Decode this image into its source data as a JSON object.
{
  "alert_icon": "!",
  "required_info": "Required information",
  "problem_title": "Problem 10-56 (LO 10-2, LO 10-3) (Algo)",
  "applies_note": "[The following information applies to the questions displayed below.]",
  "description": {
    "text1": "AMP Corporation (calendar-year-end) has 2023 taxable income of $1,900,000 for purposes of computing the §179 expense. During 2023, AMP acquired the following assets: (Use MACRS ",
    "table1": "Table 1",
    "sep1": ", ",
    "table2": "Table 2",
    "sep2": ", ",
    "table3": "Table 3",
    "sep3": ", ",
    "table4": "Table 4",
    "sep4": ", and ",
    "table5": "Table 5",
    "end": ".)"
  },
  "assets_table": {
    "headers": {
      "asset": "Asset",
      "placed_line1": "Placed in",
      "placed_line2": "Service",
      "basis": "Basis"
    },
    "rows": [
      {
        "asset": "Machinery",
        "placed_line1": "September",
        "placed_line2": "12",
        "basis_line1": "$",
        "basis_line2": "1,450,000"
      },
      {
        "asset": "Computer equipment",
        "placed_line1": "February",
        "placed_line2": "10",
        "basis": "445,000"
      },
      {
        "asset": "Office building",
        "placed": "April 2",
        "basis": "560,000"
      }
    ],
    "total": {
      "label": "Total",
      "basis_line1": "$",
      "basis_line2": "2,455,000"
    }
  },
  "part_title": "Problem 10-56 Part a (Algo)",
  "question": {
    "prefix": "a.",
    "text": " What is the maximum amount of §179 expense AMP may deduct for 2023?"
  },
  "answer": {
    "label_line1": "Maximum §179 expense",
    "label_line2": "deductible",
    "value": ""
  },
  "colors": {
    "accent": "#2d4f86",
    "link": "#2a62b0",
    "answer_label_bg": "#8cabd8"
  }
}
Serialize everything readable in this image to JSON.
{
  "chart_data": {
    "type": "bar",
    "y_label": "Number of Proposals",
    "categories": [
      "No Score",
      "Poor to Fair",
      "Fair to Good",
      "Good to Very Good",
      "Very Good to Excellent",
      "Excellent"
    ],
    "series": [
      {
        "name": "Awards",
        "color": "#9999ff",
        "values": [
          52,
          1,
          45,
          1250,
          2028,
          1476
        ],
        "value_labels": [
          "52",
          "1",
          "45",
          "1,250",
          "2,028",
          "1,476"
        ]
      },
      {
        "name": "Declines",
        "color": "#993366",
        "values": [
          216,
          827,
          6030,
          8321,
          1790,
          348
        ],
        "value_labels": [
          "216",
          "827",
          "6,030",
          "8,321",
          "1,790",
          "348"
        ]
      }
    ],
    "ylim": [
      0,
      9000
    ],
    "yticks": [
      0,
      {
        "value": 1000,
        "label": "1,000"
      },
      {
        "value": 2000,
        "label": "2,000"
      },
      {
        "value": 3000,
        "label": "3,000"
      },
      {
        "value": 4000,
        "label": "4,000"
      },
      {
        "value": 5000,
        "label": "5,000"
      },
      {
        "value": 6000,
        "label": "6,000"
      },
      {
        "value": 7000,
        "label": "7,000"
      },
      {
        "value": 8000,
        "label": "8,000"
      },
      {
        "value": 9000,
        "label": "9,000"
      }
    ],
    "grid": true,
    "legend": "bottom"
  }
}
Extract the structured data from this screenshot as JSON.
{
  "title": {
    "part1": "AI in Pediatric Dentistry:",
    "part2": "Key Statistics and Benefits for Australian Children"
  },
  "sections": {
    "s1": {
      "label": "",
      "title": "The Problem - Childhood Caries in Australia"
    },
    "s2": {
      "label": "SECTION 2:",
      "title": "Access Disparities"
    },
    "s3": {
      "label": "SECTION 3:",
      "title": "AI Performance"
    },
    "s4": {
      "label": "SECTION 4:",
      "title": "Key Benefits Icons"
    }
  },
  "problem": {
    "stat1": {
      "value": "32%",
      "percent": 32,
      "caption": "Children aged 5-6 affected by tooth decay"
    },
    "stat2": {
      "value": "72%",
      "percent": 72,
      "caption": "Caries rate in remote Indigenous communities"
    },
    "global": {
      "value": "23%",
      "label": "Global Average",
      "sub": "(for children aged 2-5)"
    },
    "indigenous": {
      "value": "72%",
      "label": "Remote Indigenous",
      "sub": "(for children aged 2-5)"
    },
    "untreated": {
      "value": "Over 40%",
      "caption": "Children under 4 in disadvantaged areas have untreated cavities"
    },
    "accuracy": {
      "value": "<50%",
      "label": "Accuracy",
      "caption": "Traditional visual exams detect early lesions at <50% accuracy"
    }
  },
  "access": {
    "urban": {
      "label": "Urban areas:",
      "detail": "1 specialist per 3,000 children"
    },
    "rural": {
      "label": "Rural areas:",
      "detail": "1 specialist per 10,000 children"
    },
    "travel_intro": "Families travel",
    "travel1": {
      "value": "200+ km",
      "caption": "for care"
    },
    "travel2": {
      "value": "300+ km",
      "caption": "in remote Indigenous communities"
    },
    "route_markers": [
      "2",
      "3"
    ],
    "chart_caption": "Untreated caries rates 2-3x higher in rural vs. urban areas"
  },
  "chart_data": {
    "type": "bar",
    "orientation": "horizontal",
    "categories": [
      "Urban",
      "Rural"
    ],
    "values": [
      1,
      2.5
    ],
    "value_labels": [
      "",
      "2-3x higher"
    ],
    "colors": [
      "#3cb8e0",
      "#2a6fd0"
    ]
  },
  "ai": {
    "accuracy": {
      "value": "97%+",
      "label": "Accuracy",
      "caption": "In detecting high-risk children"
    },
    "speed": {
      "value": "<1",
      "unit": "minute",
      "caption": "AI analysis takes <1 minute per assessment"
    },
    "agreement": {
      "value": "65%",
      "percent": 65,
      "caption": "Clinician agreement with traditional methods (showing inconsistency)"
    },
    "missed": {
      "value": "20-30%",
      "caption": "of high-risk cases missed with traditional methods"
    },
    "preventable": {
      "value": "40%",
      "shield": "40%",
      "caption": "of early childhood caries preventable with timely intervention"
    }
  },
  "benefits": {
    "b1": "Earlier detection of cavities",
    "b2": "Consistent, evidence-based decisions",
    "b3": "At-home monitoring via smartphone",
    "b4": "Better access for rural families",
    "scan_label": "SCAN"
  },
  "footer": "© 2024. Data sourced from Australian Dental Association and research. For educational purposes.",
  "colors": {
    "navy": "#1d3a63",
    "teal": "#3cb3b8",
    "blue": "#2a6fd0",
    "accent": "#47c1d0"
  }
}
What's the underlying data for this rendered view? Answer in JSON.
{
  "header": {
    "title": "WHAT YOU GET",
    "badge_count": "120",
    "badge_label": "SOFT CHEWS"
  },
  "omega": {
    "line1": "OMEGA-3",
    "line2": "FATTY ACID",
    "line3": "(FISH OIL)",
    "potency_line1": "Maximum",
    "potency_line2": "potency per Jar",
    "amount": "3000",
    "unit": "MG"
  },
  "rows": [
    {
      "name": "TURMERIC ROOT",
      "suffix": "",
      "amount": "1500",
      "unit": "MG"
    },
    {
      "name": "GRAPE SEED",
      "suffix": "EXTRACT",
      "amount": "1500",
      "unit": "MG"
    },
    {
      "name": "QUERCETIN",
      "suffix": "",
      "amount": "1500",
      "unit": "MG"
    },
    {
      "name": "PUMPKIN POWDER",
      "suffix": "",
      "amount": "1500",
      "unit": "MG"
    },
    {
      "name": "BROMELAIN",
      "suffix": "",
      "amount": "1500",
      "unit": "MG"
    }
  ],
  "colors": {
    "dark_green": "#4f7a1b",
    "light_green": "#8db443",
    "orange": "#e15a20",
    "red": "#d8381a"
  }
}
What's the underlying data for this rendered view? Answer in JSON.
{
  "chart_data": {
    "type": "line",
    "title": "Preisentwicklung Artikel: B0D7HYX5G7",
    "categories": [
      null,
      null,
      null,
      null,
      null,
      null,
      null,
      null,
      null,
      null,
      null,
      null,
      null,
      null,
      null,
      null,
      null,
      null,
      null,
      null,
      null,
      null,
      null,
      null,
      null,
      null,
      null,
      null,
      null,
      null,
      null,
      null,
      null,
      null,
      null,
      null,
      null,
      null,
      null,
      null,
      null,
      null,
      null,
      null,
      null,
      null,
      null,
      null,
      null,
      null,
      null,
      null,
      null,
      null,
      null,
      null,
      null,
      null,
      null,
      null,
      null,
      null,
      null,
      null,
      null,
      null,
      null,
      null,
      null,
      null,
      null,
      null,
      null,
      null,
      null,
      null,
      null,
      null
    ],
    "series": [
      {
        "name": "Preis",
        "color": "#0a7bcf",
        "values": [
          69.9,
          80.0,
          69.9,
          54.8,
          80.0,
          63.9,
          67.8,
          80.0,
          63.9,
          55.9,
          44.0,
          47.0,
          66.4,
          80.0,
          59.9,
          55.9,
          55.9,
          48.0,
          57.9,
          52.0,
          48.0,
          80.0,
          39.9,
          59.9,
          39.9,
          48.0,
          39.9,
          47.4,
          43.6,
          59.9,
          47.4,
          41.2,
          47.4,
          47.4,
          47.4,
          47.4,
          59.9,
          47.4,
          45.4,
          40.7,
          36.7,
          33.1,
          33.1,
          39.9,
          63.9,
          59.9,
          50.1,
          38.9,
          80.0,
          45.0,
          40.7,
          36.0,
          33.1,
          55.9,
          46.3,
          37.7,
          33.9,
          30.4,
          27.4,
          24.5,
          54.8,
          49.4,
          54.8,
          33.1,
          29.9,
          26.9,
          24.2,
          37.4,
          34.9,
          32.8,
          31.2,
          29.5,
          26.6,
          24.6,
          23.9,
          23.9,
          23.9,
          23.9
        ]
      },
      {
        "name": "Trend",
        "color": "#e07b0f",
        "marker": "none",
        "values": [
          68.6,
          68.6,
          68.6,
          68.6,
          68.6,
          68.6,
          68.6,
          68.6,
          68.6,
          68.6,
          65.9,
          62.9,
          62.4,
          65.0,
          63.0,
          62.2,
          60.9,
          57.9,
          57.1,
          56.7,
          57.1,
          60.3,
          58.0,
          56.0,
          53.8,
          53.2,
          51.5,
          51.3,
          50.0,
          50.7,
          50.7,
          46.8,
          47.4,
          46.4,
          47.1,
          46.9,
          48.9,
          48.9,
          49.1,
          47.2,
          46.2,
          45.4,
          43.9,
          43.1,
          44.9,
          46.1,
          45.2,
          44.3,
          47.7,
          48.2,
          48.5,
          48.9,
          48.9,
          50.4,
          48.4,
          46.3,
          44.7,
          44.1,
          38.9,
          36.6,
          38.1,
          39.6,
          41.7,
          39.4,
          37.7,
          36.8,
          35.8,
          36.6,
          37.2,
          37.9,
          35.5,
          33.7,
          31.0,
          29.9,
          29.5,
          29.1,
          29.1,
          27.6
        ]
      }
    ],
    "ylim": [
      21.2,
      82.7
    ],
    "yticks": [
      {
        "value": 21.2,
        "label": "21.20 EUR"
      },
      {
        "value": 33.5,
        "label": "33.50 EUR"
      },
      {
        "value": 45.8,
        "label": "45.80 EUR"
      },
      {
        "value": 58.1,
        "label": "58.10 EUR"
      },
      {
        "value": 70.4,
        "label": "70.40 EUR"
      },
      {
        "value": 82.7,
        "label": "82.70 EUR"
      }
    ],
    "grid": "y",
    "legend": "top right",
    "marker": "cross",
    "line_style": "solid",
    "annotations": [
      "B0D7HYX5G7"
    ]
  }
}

-- Exercise requirements --
Using the listing, collect all lines in which the string "following" is found.

-- Result of this task --
  "applies_note": "[The following information applies to the questions displayed below.]",
    "text1": "AMP Corporation (calendar-year-end) has 2023 taxable income of $1,900,000 for purposes of computing the §179 expense. During 2023, AMP acquired the following assets: (Use MACRS ",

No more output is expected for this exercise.